**AIM:** Reproduce the whole listing, character for character.
________________
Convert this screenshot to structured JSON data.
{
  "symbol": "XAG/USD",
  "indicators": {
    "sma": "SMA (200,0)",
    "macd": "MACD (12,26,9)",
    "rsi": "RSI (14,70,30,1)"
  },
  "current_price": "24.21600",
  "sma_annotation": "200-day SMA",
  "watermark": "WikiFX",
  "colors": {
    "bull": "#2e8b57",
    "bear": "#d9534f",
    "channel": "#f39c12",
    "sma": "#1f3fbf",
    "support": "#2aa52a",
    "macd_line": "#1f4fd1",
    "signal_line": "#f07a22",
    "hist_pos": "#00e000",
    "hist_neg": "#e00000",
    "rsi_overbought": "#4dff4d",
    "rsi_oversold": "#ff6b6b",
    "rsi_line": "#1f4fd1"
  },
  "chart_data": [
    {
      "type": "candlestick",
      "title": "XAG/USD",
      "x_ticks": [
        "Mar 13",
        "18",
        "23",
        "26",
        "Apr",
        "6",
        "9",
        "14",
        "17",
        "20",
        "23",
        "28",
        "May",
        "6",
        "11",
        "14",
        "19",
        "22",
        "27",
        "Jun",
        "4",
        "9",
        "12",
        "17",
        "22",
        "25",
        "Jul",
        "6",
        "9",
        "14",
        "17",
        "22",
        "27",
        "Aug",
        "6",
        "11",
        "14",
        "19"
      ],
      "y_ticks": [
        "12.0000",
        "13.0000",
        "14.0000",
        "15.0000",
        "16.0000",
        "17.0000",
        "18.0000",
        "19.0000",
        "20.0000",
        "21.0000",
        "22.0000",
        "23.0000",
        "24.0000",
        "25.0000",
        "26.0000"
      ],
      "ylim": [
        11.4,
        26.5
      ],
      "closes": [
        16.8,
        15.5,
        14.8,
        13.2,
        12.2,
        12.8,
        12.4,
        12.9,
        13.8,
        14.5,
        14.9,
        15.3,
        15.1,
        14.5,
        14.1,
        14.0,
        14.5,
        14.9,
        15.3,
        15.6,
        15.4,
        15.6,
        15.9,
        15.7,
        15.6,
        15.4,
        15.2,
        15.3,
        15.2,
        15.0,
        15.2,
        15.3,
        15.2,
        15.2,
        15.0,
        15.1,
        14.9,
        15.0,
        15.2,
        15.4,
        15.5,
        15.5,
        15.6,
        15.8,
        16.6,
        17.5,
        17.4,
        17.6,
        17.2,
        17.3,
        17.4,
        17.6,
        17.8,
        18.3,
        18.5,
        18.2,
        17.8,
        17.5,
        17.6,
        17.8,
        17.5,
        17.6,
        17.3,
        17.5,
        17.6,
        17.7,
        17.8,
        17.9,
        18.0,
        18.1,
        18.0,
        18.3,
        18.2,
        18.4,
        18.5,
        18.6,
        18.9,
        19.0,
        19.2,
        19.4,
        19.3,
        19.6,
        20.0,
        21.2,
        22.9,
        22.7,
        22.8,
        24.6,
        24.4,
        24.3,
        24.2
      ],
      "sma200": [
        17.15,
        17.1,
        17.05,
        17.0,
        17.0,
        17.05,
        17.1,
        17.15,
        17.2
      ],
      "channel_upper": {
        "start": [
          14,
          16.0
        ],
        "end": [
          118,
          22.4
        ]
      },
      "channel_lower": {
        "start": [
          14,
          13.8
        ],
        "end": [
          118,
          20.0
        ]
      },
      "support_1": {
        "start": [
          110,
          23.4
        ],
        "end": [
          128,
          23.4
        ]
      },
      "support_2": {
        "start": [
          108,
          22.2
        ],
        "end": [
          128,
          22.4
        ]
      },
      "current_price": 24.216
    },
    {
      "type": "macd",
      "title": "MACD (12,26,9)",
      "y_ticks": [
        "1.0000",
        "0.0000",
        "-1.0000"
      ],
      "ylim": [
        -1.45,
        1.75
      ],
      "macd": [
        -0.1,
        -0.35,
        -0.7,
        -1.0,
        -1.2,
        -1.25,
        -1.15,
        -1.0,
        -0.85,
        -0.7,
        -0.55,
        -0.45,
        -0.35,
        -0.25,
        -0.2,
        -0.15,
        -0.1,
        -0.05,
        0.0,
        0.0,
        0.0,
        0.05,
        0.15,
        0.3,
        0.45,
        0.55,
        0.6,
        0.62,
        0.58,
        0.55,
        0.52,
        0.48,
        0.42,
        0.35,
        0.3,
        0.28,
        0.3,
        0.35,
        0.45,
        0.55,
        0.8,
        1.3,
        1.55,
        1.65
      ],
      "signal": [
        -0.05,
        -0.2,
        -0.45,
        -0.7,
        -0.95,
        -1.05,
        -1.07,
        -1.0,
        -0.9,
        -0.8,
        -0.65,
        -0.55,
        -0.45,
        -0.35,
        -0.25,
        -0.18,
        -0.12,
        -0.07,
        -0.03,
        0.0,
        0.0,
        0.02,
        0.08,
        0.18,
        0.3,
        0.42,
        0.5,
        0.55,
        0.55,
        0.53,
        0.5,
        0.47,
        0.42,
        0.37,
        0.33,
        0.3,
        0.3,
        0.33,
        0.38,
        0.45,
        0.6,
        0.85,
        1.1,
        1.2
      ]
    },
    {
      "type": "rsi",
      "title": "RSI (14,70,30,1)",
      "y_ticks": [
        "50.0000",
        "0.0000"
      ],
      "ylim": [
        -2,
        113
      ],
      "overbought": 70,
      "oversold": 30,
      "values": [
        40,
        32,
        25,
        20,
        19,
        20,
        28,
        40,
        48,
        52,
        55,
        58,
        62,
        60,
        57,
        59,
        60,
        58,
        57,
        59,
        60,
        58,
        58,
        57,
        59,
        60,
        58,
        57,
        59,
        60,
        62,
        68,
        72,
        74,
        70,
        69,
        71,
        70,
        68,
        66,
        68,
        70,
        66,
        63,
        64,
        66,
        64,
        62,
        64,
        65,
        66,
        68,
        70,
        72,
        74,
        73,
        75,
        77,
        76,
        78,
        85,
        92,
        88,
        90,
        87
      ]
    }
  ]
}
________________
**FINISHED TASK:**
Convert this screenshot to structured JSON data.
{
  "symbol": "XAG/USD",
  "indicators": {
    "sma": "SMA (200,0)",
    "macd": "MACD (12,26,9)",
    "rsi": "RSI (14,70,30,1)"
  },
  "current_price": "24.21600",
  "sma_annotation": "200-day SMA",
  "watermark": "WikiFX",
  "colors": {
    "bull": "#2e8b57",
    "bear": "#d9534f",
    "channel": "#f39c12",
    "sma": "#1f3fbf",
    "support": "#2aa52a",
    "macd_line": "#1f4fd1",
    "signal_line": "#f07a22",
    "hist_pos": "#00e000",
    "hist_neg": "#e00000",
    "rsi_overbought": "#4dff4d",
    "rsi_oversold": "#ff6b6b",
    "rsi_line": "#1f4fd1"
  },
  "chart_data": [
    {
      "type": "candlestick",
      "title": "XAG/USD",
      "x_ticks": [
        "Mar 13",
        "18",
        "23",
        "26",
        "Apr",
        "6",
        "9",
        "14",
        "17",
        "20",
        "23",
        "28",
        "May",
        "6",
        "11",
        "14",
        "19",
        "22",
        "27",
        "Jun",
        "4",
        "9",
        "12",
        "17",
        "22",
        "25",
        "Jul",
        "6",
        "9",
        "14",
        "17",
        "22",
        "27",
        "Aug",
        "6",
        "11",
        "14",
        "19"
      ],
      "y_ticks": [
        "12.0000",
        "13.0000",
        "14.0000",
        "15.0000",
        "16.0000",
        "17.0000",
        "18.0000",
        "19.0000",
        "20.0000",
        "21.0000",
        "22.0000",
        "23.0000",
        "24.0000",
        "25.0000",
        "26.0000"
      ],
      "ylim": [
        11.4,
        26.5
      ],
      "closes": [
        16.8,
        15.5,
        14.8,
        13.2,
        12.2,
        12.8,
        12.4,
        12.9,
        13.8,
        14.5,
        14.9,
        15.3,
        15.1,
        14.5,
        14.1,
        14.0,
        14.5,
        14.9,
        15.3,
        15.6,
        15.4,
        15.6,
        15.9,
        15.7,
        15.6,
        15.4,
        15.2,
        15.3,
        15.2,
        15.0,
        15.2,
        15.3,
        15.2,
        15.2,
        15.0,
        15.1,
        14.9,
        15.0,
        15.2,
        15.4,
        15.5,
        15.5,
        15.6,
        15.8,
        16.6,
        17.5,
        17.4,
        17.6,
        17.2,
        17.3,
        17.4,
        17.6,
        17.8,
        18.3,
        18.5,
        18.2,
        17.8,
        17.5,
        17.6,
        17.8,
        17.5,
        17.6,
        17.3,
        17.5,
        17.6,
        17.7,
        17.8,
        17.9,
        18.0,
        18.1,
        18.0,
        18.3,
        18.2,
        18.4,
        18.5,
        18.6,
        18.9,
        19.0,
        19.2,
        19.4,
        19.3,
        19.6,
        20.0,
        21.2,
        22.9,
        22.7,
        22.8,
        24.6,
        24.4,
        24.3,
        24.2
      ],
      "sma200": [
        17.15,
        17.1,
        17.05,
        17.0,
        17.0,
        17.05,
        17.1,
        17.15,
        17.2
      ],
      "channel_upper": {
        "start": [
          14,
          16.0
        ],
        "end": [
          118,
          22.4
        ]
      },
      "channel_lower": {
        "start": [
          14,
          13.8
        ],
        "end": [
          118,
          20.0
        ]
      },
      "support_1": {
        "start": [
          110,
          23.4
        ],
        "end": [
          128,
          23.4
        ]
      },
      "support_2": {
        "start": [
          108,
          22.2
        ],
        "end": [
          128,
          22.4
        ]
      },
      "current_price": 24.216
    },
    {
      "type": "macd",
      "title": "MACD (12,26,9)",
      "y_ticks": [
        "1.0000",
        "0.0000",
        "-1.0000"
      ],
      "ylim": [
        -1.45,
        1.75
      ],
      "macd": [
        -0.1,
        -0.35,
        -0.7,
        -1.0,
        -1.2,
        -1.25,
        -1.15,
        -1.0,
        -0.85,
        -0.7,
        -0.55,
        -0.45,
        -0.35,
        -0.25,
        -0.2,
        -0.15,
        -0.1,
        -0.05,
        0.0,
        0.0,
        0.0,
        0.05,
        0.15,
        0.3,
        0.45,
        0.55,
        0.6,
        0.62,
        0.58,
        0.55,
        0.52,
        0.48,
        0.42,
        0.35,
        0.3,
        0.28,
        0.3,
        0.35,
        0.45,
        0.55,
        0.8,
        1.3,
        1.55,
        1.65
      ],
      "signal": [
        -0.05,
        -0.2,
        -0.45,
        -0.7,
        -0.95,
        -1.05,
        -1.07,
        -1.0,
        -0.9,
        -0.8,
        -0.65,
        -0.55,
        -0.45,
        -0.35,
        -0.25,
        -0.18,
        -0.12,
        -0.07,
        -0.03,
        0.0,
        0.0,
        0.02,
        0.08,
        0.18,
        0.3,
        0.42,
        0.5,
        0.55,
        0.55,
        0.53,
        0.5,
        0.47,
        0.42,
        0.37,
        0.33,
        0.3,
        0.3,
        0.33,
        0.38,
        0.45,
        0.6,
        0.85,
        1.1,
        1.2
      ]
    },
    {
      "type": "rsi",
      "title": "RSI (14,70,30,1)",
      "y_ticks": [
        "50.0000",
        "0.0000"
      ],
      "ylim": [
        -2,
        113
      ],
      "overbought": 70,
      "oversold": 30,
      "values": [
        40,
        32,
        25,
        20,
        19,
        20,
        28,
        40,
        48,
        52,
        55,
        58,
        62,
        60,
        57,
        59,
        60,
        58,
        57,
        59,
        60,
        58,
        58,
        57,
        59,
        60,
        58,
        57,
        59,
        60,
        62,
        68,
        72,
        74,
        70,
        69,
        71,
        70,
        68,
        66,
        68,
        70,
        66,
        63,
        64,
        66,
        64,
        62,
        64,
        65,
        66,
        68,
        70,
        72,
        74,
        73,
        75,
        77,
        76,
        78,
        85,
        92,
        88,
        90,
        87
      ]
    }
  ]
}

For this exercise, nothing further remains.